:: GIVEN EXERCISE ::
Report the total number of lines that include the string "bottom", without any other text.

:: MATERIAL FOR THE TASK ::
<<<<

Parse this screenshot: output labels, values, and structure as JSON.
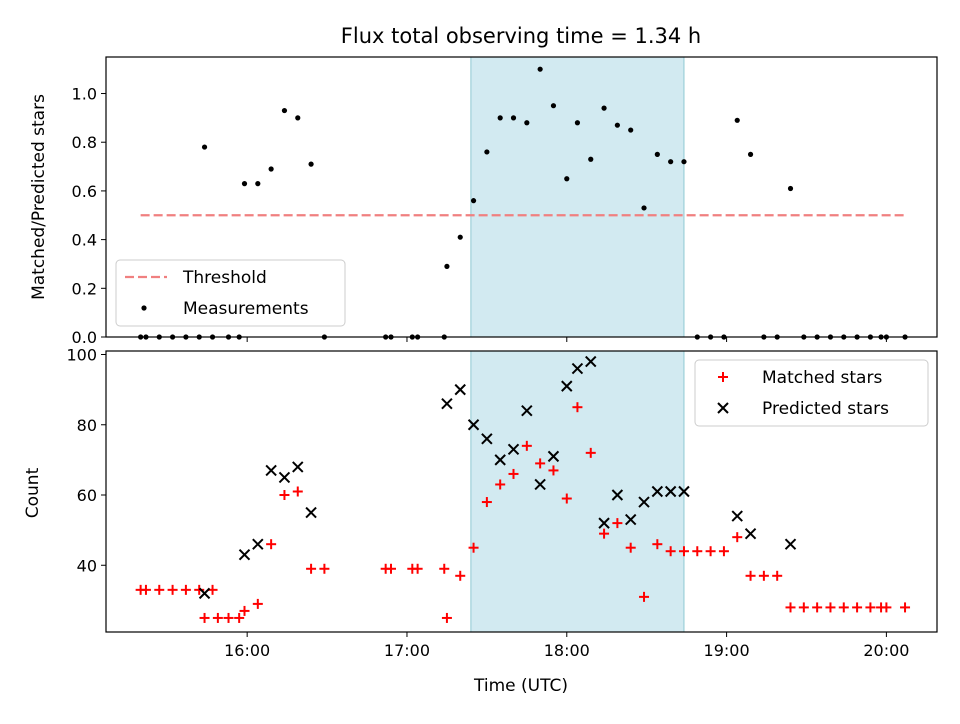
{
  "title": "Flux total observing time = 1.34 h",
  "colors": {
    "threshold": "#f08080",
    "measurement": "#000000",
    "matched": "#ff0000",
    "predicted": "#000000",
    "shade": "#add8e6"
  },
  "chart_data": [
    {
      "type": "scatter",
      "name": "top-panel",
      "ylabel": "Matched/Predicted stars",
      "ylim": [
        0,
        1.15
      ],
      "yticks": [
        "0.0",
        "0.2",
        "0.4",
        "0.6",
        "0.8",
        "1.0"
      ],
      "xrange": [
        "15:07",
        "20:19"
      ],
      "shaded_interval": [
        "17:24",
        "18:44"
      ],
      "legend": {
        "position": "lower-left",
        "entries": [
          "Threshold",
          "Measurements"
        ]
      },
      "threshold": {
        "name": "Threshold",
        "y": 0.5,
        "x": [
          "15:20",
          "20:07"
        ]
      },
      "series": [
        {
          "name": "Measurements",
          "points": [
            [
              "15:20",
              0
            ],
            [
              "15:22",
              0
            ],
            [
              "15:27",
              0
            ],
            [
              "15:32",
              0
            ],
            [
              "15:37",
              0
            ],
            [
              "15:42",
              0
            ],
            [
              "15:47",
              0
            ],
            [
              "15:44",
              0.78
            ],
            [
              "15:53",
              0
            ],
            [
              "15:57",
              0
            ],
            [
              "15:59",
              0.63
            ],
            [
              "16:04",
              0.63
            ],
            [
              "16:09",
              0.69
            ],
            [
              "16:14",
              0.93
            ],
            [
              "16:19",
              0.9
            ],
            [
              "16:24",
              0.71
            ],
            [
              "16:29",
              0
            ],
            [
              "16:52",
              0
            ],
            [
              "16:54",
              0
            ],
            [
              "17:02",
              0
            ],
            [
              "17:04",
              0
            ],
            [
              "17:14",
              0
            ],
            [
              "17:15",
              0.29
            ],
            [
              "17:20",
              0.41
            ],
            [
              "17:25",
              0.56
            ],
            [
              "17:30",
              0.76
            ],
            [
              "17:35",
              0.9
            ],
            [
              "17:40",
              0.9
            ],
            [
              "17:45",
              0.88
            ],
            [
              "17:50",
              1.1
            ],
            [
              "17:55",
              0.95
            ],
            [
              "18:00",
              0.65
            ],
            [
              "18:04",
              0.88
            ],
            [
              "18:09",
              0.73
            ],
            [
              "18:14",
              0.94
            ],
            [
              "18:19",
              0.87
            ],
            [
              "18:24",
              0.85
            ],
            [
              "18:29",
              0.53
            ],
            [
              "18:34",
              0.75
            ],
            [
              "18:39",
              0.72
            ],
            [
              "18:44",
              0.72
            ],
            [
              "18:49",
              0
            ],
            [
              "18:54",
              0
            ],
            [
              "18:59",
              0
            ],
            [
              "19:04",
              0.89
            ],
            [
              "19:09",
              0.75
            ],
            [
              "19:14",
              0
            ],
            [
              "19:19",
              0
            ],
            [
              "19:24",
              0.61
            ],
            [
              "19:29",
              0
            ],
            [
              "19:34",
              0
            ],
            [
              "19:39",
              0
            ],
            [
              "19:44",
              0
            ],
            [
              "19:49",
              0
            ],
            [
              "19:54",
              0
            ],
            [
              "19:58",
              0
            ],
            [
              "20:00",
              0
            ],
            [
              "20:07",
              0
            ]
          ]
        }
      ]
    },
    {
      "type": "scatter",
      "name": "bottom-panel",
      "xlabel": "Time (UTC)",
      "ylabel": "Count",
      "ylim": [
        21,
        101
      ],
      "yticks": [
        "40",
        "60",
        "80",
        "100"
      ],
      "xticks": [
        "16:00",
        "17:00",
        "18:00",
        "19:00",
        "20:00"
      ],
      "xrange": [
        "15:07",
        "20:19"
      ],
      "shaded_interval": [
        "17:24",
        "18:44"
      ],
      "legend": {
        "position": "upper-right",
        "entries": [
          "Matched stars",
          "Predicted stars"
        ]
      },
      "series": [
        {
          "name": "Matched stars",
          "marker": "plus",
          "points": [
            [
              "15:20",
              33
            ],
            [
              "15:22",
              33
            ],
            [
              "15:27",
              33
            ],
            [
              "15:32",
              33
            ],
            [
              "15:37",
              33
            ],
            [
              "15:42",
              33
            ],
            [
              "15:47",
              33
            ],
            [
              "15:44",
              25
            ],
            [
              "15:49",
              25
            ],
            [
              "15:53",
              25
            ],
            [
              "15:57",
              25
            ],
            [
              "15:59",
              27
            ],
            [
              "16:04",
              29
            ],
            [
              "16:09",
              46
            ],
            [
              "16:14",
              60
            ],
            [
              "16:19",
              61
            ],
            [
              "16:24",
              39
            ],
            [
              "16:29",
              39
            ],
            [
              "16:52",
              39
            ],
            [
              "16:54",
              39
            ],
            [
              "17:02",
              39
            ],
            [
              "17:04",
              39
            ],
            [
              "17:14",
              39
            ],
            [
              "17:15",
              25
            ],
            [
              "17:20",
              37
            ],
            [
              "17:25",
              45
            ],
            [
              "17:30",
              58
            ],
            [
              "17:35",
              63
            ],
            [
              "17:40",
              66
            ],
            [
              "17:45",
              74
            ],
            [
              "17:50",
              69
            ],
            [
              "17:55",
              67
            ],
            [
              "18:00",
              59
            ],
            [
              "18:04",
              85
            ],
            [
              "18:09",
              72
            ],
            [
              "18:14",
              49
            ],
            [
              "18:19",
              52
            ],
            [
              "18:24",
              45
            ],
            [
              "18:29",
              31
            ],
            [
              "18:34",
              46
            ],
            [
              "18:39",
              44
            ],
            [
              "18:44",
              44
            ],
            [
              "18:49",
              44
            ],
            [
              "18:54",
              44
            ],
            [
              "18:59",
              44
            ],
            [
              "19:04",
              48
            ],
            [
              "19:09",
              37
            ],
            [
              "19:14",
              37
            ],
            [
              "19:19",
              37
            ],
            [
              "19:24",
              28
            ],
            [
              "19:29",
              28
            ],
            [
              "19:34",
              28
            ],
            [
              "19:39",
              28
            ],
            [
              "19:44",
              28
            ],
            [
              "19:49",
              28
            ],
            [
              "19:54",
              28
            ],
            [
              "19:58",
              28
            ],
            [
              "20:00",
              28
            ],
            [
              "20:07",
              28
            ]
          ]
        },
        {
          "name": "Predicted stars",
          "marker": "x",
          "points": [
            [
              "15:44",
              32
            ],
            [
              "15:59",
              43
            ],
            [
              "16:04",
              46
            ],
            [
              "16:09",
              67
            ],
            [
              "16:14",
              65
            ],
            [
              "16:19",
              68
            ],
            [
              "16:24",
              55
            ],
            [
              "17:15",
              86
            ],
            [
              "17:20",
              90
            ],
            [
              "17:25",
              80
            ],
            [
              "17:30",
              76
            ],
            [
              "17:35",
              70
            ],
            [
              "17:40",
              73
            ],
            [
              "17:45",
              84
            ],
            [
              "17:50",
              63
            ],
            [
              "17:55",
              71
            ],
            [
              "18:00",
              91
            ],
            [
              "18:04",
              96
            ],
            [
              "18:09",
              98
            ],
            [
              "18:14",
              52
            ],
            [
              "18:19",
              60
            ],
            [
              "18:24",
              53
            ],
            [
              "18:29",
              58
            ],
            [
              "18:34",
              61
            ],
            [
              "18:39",
              61
            ],
            [
              "18:44",
              61
            ],
            [
              "19:04",
              54
            ],
            [
              "19:09",
              49
            ],
            [
              "19:24",
              46
            ]
          ]
        }
      ]
    }
  ]
}
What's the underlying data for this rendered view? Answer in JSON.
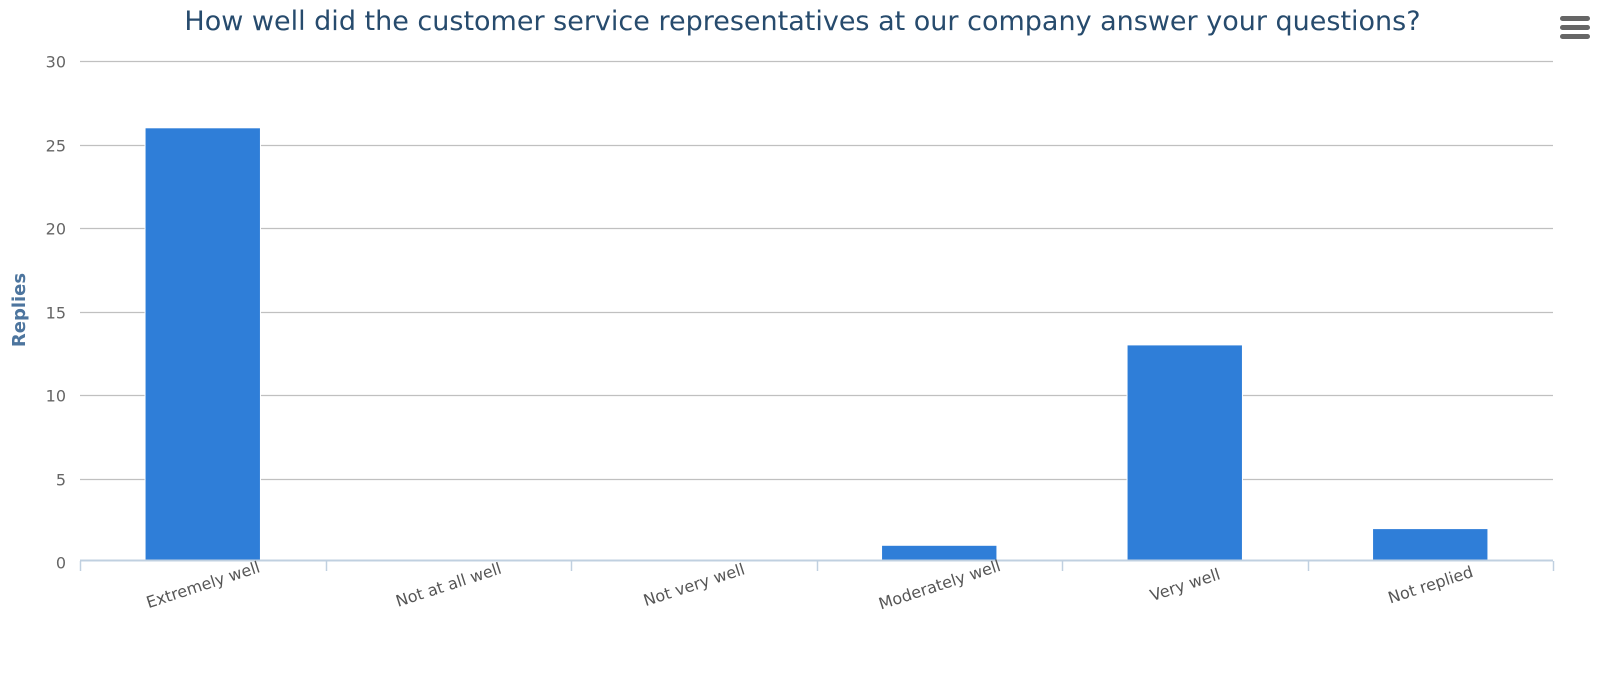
{
  "chart_data": {
    "type": "bar",
    "title": "How well did the customer service representatives at our company answer your questions?",
    "xlabel": "",
    "ylabel": "Replies",
    "categories": [
      "Extremely well",
      "Not at all well",
      "Not very well",
      "Moderately well",
      "Very well",
      "Not replied"
    ],
    "values": [
      26,
      0,
      0,
      1,
      13,
      2
    ],
    "ylim": [
      0,
      30
    ],
    "yticks": [
      0,
      5,
      10,
      15,
      20,
      25,
      30
    ],
    "grid": true,
    "legend": "none"
  },
  "colors": {
    "bar": "#2f7ed8",
    "title": "#274b6d",
    "axis_title": "#4d759e",
    "grid": "#c0c0c0",
    "axis_line": "#c0d0e0"
  },
  "menu": {
    "icon": "hamburger-menu-icon"
  }
}
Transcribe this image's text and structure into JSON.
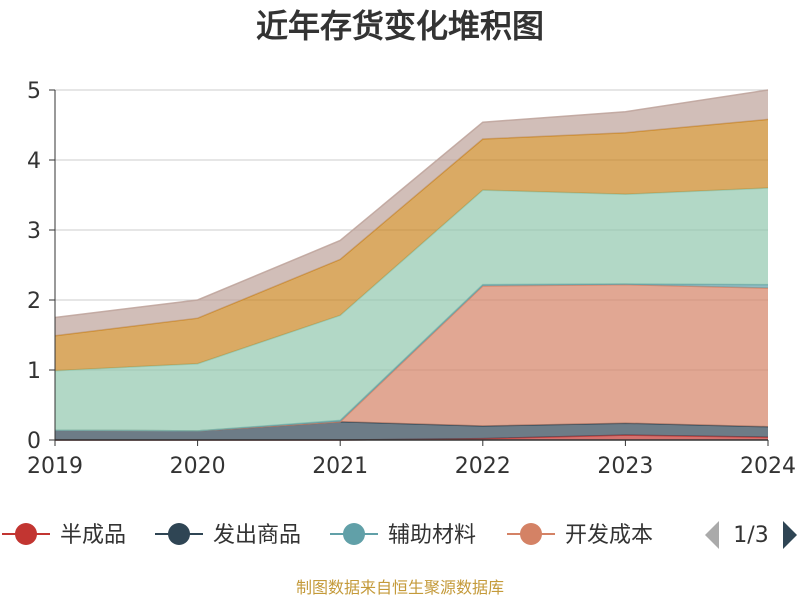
{
  "chart_data": {
    "type": "area",
    "stacked": true,
    "title": "近年存货变化堆积图",
    "x": [
      "2019",
      "2020",
      "2021",
      "2022",
      "2023",
      "2024"
    ],
    "ylim": [
      0,
      5
    ],
    "yticks": [
      "0",
      "1",
      "2",
      "3",
      "4",
      "5"
    ],
    "grid": true,
    "legend_position": "bottom",
    "series": [
      {
        "name": "半成品",
        "color": "#c23531",
        "values": [
          0.0,
          0.0,
          0.0,
          0.02,
          0.07,
          0.04
        ]
      },
      {
        "name": "发出商品",
        "color": "#2f4554",
        "values": [
          0.14,
          0.13,
          0.26,
          0.18,
          0.17,
          0.15
        ]
      },
      {
        "name": "开发成本",
        "color": "#d48265",
        "values": [
          0.0,
          0.0,
          0.0,
          2.0,
          1.98,
          1.98
        ]
      },
      {
        "name": "辅助材料",
        "color": "#61a0a8",
        "values": [
          0.0,
          0.0,
          0.02,
          0.02,
          0.01,
          0.05
        ]
      },
      {
        "name": "",
        "color": "#91c7ae",
        "values": [
          0.85,
          0.96,
          1.5,
          1.35,
          1.28,
          1.38
        ]
      },
      {
        "name": "",
        "color": "#ca8622",
        "values": [
          0.5,
          0.65,
          0.8,
          0.73,
          0.88,
          0.98
        ]
      },
      {
        "name": "",
        "color": "#bda29a",
        "values": [
          0.26,
          0.26,
          0.27,
          0.24,
          0.3,
          0.42
        ]
      }
    ]
  },
  "legend": {
    "items": [
      {
        "label": "半成品",
        "color": "#c23531"
      },
      {
        "label": "发出商品",
        "color": "#2f4554"
      },
      {
        "label": "辅助材料",
        "color": "#61a0a8"
      },
      {
        "label": "开发成本",
        "color": "#d48265"
      }
    ],
    "page_indicator": "1/3"
  },
  "source_note": "制图数据来自恒生聚源数据库"
}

>>>>

:: RESULT BELOW ::
2